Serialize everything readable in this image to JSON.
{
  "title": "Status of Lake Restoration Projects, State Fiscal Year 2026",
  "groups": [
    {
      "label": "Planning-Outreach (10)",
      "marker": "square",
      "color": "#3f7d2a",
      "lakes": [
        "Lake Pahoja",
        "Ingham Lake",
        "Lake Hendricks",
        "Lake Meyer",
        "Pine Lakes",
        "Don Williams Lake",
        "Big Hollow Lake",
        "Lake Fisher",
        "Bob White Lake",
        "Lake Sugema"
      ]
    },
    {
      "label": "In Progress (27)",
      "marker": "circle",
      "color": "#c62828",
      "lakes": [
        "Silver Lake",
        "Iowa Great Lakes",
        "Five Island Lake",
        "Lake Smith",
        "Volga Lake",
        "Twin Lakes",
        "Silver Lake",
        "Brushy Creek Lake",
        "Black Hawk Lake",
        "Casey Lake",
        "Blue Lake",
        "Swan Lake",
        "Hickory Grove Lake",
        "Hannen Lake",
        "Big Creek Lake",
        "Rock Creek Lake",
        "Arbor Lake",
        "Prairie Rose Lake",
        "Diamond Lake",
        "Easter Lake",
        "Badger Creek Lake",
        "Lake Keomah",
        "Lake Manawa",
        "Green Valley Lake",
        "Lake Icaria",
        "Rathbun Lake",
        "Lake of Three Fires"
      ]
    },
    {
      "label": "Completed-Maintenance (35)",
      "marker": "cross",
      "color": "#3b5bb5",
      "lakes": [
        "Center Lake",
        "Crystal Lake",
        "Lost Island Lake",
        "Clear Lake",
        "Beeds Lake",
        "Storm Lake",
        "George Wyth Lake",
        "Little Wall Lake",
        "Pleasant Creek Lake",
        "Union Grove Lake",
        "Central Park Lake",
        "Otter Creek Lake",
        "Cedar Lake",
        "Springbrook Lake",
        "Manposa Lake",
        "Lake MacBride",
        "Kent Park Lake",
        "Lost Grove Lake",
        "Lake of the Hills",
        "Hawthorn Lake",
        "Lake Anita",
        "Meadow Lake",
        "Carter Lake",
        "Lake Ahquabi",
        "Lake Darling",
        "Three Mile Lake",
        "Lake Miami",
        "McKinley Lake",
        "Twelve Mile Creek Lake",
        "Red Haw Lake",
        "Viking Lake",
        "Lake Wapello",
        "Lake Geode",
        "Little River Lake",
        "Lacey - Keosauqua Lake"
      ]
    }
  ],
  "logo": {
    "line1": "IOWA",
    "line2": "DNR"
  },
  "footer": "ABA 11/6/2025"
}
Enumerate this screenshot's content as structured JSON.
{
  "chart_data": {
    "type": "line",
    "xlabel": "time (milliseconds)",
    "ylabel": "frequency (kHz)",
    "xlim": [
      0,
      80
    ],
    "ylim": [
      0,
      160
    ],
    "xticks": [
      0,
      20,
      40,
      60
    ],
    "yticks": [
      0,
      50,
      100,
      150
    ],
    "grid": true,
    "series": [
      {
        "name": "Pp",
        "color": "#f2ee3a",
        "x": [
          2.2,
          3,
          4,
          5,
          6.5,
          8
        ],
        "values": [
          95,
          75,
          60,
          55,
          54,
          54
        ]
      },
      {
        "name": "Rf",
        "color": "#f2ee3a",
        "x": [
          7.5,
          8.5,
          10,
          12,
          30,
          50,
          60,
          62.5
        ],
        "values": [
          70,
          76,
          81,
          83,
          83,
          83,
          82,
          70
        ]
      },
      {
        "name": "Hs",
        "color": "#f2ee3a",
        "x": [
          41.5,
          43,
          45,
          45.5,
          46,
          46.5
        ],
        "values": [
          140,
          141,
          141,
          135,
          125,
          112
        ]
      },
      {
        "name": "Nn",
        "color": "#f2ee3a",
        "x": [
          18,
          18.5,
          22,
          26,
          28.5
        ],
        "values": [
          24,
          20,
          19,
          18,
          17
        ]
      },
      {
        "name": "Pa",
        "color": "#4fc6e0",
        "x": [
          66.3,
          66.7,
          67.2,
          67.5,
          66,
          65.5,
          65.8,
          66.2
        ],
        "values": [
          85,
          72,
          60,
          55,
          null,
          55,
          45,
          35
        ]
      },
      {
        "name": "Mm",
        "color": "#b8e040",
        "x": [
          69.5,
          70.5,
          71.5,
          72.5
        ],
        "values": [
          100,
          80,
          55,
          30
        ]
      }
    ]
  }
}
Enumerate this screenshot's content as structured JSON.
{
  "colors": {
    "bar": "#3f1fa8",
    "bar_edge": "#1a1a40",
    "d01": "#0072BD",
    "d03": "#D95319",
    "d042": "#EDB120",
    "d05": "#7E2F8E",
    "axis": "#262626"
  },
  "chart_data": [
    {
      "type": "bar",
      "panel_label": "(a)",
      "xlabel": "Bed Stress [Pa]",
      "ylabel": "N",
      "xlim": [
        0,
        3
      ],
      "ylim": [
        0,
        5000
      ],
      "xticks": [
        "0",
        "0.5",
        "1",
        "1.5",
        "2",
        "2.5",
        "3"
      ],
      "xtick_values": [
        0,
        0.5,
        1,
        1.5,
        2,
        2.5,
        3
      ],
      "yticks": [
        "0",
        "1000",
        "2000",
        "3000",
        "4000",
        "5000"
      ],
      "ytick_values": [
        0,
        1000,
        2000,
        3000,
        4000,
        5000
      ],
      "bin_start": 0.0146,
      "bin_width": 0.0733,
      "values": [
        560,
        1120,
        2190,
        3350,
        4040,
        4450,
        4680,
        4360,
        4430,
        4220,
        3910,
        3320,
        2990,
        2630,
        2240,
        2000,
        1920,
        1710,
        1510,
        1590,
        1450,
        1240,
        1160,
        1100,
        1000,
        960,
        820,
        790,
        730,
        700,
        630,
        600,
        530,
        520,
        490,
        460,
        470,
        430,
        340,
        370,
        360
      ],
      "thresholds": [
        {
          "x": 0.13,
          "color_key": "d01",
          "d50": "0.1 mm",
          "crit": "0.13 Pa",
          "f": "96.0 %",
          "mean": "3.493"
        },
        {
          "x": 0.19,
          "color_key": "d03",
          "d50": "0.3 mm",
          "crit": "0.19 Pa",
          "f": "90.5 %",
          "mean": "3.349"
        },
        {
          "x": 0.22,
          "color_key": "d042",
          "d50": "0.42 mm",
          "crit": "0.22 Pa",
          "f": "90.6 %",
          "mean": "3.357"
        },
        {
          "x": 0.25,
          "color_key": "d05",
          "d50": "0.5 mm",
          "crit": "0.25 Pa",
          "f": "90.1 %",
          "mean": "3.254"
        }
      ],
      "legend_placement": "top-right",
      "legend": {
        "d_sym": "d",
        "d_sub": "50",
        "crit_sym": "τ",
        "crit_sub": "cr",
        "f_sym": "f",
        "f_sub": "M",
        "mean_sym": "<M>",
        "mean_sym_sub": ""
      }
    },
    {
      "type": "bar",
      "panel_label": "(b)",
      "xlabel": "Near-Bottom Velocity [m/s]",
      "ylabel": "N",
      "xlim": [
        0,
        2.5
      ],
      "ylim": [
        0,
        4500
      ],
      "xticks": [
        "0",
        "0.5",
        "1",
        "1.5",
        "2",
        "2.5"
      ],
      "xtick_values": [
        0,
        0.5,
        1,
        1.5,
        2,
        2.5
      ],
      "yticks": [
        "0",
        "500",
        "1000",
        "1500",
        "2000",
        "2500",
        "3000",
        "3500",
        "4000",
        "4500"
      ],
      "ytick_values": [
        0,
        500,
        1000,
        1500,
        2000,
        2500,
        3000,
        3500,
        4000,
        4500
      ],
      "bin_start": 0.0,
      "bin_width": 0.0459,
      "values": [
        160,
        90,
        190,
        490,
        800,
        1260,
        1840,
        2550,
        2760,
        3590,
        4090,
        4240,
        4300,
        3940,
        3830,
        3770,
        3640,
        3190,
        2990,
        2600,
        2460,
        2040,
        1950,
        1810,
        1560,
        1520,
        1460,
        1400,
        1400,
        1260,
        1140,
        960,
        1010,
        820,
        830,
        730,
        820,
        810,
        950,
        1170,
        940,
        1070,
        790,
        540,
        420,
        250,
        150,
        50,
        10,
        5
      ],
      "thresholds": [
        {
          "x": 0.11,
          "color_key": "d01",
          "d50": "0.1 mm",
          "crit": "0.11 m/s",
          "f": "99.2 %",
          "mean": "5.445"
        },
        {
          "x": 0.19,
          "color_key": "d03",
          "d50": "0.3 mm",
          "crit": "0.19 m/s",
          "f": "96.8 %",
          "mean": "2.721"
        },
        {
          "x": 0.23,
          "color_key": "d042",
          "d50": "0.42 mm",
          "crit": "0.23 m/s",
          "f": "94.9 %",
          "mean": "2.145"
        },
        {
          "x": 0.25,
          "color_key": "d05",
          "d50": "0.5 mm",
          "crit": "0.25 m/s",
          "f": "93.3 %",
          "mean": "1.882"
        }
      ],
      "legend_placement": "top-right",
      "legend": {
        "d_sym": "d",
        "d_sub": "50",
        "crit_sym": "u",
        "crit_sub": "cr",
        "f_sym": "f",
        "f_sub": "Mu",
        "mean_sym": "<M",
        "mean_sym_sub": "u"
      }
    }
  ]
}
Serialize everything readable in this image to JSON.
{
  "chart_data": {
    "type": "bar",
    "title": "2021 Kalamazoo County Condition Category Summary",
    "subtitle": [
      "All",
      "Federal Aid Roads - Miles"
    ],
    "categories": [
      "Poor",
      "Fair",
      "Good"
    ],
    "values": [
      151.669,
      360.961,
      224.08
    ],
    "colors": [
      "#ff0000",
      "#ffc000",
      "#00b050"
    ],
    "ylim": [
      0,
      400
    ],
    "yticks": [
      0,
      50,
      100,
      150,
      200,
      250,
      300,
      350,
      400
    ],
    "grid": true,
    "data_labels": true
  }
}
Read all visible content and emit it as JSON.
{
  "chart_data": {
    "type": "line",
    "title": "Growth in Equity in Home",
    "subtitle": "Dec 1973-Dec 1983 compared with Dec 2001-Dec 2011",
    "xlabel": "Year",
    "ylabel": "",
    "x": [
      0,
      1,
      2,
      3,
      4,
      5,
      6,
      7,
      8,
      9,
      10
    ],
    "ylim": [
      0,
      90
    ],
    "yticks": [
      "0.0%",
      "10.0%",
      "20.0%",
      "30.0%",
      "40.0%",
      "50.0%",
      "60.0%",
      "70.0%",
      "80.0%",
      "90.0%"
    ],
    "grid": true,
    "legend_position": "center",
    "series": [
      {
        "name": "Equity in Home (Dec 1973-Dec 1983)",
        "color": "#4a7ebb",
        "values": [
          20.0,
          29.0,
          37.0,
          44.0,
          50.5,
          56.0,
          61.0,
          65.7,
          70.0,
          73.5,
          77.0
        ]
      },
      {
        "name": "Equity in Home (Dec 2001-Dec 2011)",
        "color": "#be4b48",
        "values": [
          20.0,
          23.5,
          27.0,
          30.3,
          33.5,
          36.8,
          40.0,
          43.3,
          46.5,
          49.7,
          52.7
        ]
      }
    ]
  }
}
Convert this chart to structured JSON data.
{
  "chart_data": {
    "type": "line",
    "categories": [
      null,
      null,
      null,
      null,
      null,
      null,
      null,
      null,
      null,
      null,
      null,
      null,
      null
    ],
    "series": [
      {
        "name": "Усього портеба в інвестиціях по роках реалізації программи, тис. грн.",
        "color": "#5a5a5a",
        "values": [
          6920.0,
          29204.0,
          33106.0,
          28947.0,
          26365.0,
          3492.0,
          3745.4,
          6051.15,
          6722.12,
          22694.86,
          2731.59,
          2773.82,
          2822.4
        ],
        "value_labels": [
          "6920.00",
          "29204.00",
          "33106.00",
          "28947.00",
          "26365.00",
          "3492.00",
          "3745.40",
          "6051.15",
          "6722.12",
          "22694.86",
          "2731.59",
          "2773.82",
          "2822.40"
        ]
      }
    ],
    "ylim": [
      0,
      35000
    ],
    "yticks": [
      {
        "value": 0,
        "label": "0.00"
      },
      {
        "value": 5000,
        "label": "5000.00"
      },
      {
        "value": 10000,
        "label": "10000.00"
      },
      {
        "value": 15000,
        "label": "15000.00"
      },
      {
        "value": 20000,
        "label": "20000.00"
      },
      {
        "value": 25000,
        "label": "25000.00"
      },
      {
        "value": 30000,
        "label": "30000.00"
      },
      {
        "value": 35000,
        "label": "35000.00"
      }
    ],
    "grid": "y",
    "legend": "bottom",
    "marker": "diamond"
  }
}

[Given exercise] Of the lines above, how many include the word "ylabel"? Reply with the number alone.

[Finished answer] 4